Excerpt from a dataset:
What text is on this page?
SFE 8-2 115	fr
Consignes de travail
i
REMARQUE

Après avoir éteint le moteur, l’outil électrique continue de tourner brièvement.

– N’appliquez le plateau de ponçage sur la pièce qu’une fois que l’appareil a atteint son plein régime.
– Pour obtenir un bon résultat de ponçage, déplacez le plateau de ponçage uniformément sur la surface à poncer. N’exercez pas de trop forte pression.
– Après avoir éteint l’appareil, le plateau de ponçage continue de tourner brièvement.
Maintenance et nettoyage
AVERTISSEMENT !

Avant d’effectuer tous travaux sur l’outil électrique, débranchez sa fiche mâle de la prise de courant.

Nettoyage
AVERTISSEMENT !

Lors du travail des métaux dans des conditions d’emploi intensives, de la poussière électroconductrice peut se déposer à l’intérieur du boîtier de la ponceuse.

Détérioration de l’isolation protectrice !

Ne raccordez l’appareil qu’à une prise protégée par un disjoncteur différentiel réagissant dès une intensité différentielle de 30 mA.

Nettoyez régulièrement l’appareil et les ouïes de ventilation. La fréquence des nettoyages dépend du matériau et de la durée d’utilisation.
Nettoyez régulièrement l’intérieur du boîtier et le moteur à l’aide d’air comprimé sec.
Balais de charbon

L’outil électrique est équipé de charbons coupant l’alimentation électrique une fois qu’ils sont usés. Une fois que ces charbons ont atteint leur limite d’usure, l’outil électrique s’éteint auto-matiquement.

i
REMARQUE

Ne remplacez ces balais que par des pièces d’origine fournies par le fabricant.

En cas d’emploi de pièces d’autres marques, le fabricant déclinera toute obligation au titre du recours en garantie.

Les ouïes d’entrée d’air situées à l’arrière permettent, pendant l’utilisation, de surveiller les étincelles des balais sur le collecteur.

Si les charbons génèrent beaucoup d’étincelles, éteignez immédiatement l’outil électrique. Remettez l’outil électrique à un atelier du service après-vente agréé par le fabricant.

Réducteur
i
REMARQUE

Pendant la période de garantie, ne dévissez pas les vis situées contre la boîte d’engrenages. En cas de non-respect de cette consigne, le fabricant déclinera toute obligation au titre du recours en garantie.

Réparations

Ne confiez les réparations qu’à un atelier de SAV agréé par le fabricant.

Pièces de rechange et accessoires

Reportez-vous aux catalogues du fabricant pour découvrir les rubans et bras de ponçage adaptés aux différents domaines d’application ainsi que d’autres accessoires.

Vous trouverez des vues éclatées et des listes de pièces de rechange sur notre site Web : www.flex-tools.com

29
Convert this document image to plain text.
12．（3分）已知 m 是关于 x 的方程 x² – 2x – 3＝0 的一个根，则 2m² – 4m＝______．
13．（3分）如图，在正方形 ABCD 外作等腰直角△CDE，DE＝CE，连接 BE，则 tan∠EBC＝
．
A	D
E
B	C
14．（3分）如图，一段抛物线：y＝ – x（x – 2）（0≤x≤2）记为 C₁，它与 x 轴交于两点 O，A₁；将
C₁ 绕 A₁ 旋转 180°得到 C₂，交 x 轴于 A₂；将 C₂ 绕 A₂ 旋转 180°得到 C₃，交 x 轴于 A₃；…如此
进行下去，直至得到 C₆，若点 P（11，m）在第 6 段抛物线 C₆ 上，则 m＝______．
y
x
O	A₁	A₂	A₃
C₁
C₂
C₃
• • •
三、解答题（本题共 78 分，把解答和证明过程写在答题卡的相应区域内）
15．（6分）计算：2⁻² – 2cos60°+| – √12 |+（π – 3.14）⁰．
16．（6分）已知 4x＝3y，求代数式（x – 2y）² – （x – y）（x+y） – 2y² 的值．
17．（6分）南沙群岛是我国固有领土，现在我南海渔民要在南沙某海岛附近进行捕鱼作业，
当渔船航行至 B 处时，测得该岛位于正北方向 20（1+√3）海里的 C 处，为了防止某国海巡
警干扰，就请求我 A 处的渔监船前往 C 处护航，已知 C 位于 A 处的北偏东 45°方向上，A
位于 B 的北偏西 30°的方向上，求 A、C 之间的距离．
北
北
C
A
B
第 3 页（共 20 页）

### Exercise objective
The records above should be duplicated in full, exactly as given.

### In response
What text is on this page?
SFE 8-2 115	fr
Consignes de travail
i
REMARQUE

Après avoir éteint le moteur, l’outil électrique continue de tourner brièvement.

– N’appliquez le plateau de ponçage sur la pièce qu’une fois que l’appareil a atteint son plein régime.
– Pour obtenir un bon résultat de ponçage, déplacez le plateau de ponçage uniformément sur la surface à poncer. N’exercez pas de trop forte pression.
– Après avoir éteint l’appareil, le plateau de ponçage continue de tourner brièvement.
Maintenance et nettoyage
AVERTISSEMENT !

Avant d’effectuer tous travaux sur l’outil électrique, débranchez sa fiche mâle de la prise de courant.

Nettoyage
AVERTISSEMENT !

Lors du travail des métaux dans des conditions d’emploi intensives, de la poussière électroconductrice peut se déposer à l’intérieur du boîtier de la ponceuse.

Détérioration de l’isolation protectrice !

Ne raccordez l’appareil qu’à une prise protégée par un disjoncteur différentiel réagissant dès une intensité différentielle de 30 mA.

Nettoyez régulièrement l’appareil et les ouïes de ventilation. La fréquence des nettoyages dépend du matériau et de la durée d’utilisation.
Nettoyez régulièrement l’intérieur du boîtier et le moteur à l’aide d’air comprimé sec.
Balais de charbon

L’outil électrique est équipé de charbons coupant l’alimentation électrique une fois qu’ils sont usés. Une fois que ces charbons ont atteint leur limite d’usure, l’outil électrique s’éteint auto-matiquement.

i
REMARQUE

Ne remplacez ces balais que par des pièces d’origine fournies par le fabricant.

En cas d’emploi de pièces d’autres marques, le fabricant déclinera toute obligation au titre du recours en garantie.

Les ouïes d’entrée d’air situées à l’arrière permettent, pendant l’utilisation, de surveiller les étincelles des balais sur le collecteur.

Si les charbons génèrent beaucoup d’étincelles, éteignez immédiatement l’outil électrique. Remettez l’outil électrique à un atelier du service après-vente agréé par le fabricant.

Réducteur
i
REMARQUE

Pendant la période de garantie, ne dévissez pas les vis situées contre la boîte d’engrenages. En cas de non-respect de cette consigne, le fabricant déclinera toute obligation au titre du recours en garantie.

Réparations

Ne confiez les réparations qu’à un atelier de SAV agréé par le fabricant.

Pièces de rechange et accessoires

Reportez-vous aux catalogues du fabricant pour découvrir les rubans et bras de ponçage adaptés aux différents domaines d’application ainsi que d’autres accessoires.

Vous trouverez des vues éclatées et des listes de pièces de rechange sur notre site Web : www.flex-tools.com

29
Convert this document image to plain text.
12．（3分）已知 m 是关于 x 的方程 x² – 2x – 3＝0 的一个根，则 2m² – 4m＝______．
13．（3分）如图，在正方形 ABCD 外作等腰直角△CDE，DE＝CE，连接 BE，则 tan∠EBC＝
．
A	D
E
B	C
14．（3分）如图，一段抛物线：y＝ – x（x – 2）（0≤x≤2）记为 C₁，它与 x 轴交于两点 O，A₁；将
C₁ 绕 A₁ 旋转 180°得到 C₂，交 x 轴于 A₂；将 C₂ 绕 A₂ 旋转 180°得到 C₃，交 x 轴于 A₃；…如此
进行下去，直至得到 C₆，若点 P（11，m）在第 6 段抛物线 C₆ 上，则 m＝______．
y
x
O	A₁	A₂	A₃
C₁
C₂
C₃
• • •
三、解答题（本题共 78 分，把解答和证明过程写在答题卡的相应区域内）
15．（6分）计算：2⁻² – 2cos60°+| – √12 |+（π – 3.14）⁰．
16．（6分）已知 4x＝3y，求代数式（x – 2y）² – （x – y）（x+y） – 2y² 的值．
17．（6分）南沙群岛是我国固有领土，现在我南海渔民要在南沙某海岛附近进行捕鱼作业，
当渔船航行至 B 处时，测得该岛位于正北方向 20（1+√3）海里的 C 处，为了防止某国海巡
警干扰，就请求我 A 处的渔监船前往 C 处护航，已知 C 位于 A 处的北偏东 45°方向上，A
位于 B 的北偏西 30°的方向上，求 A、C 之间的距离．
北
北
C
A
B
第 3 页（共 20 页）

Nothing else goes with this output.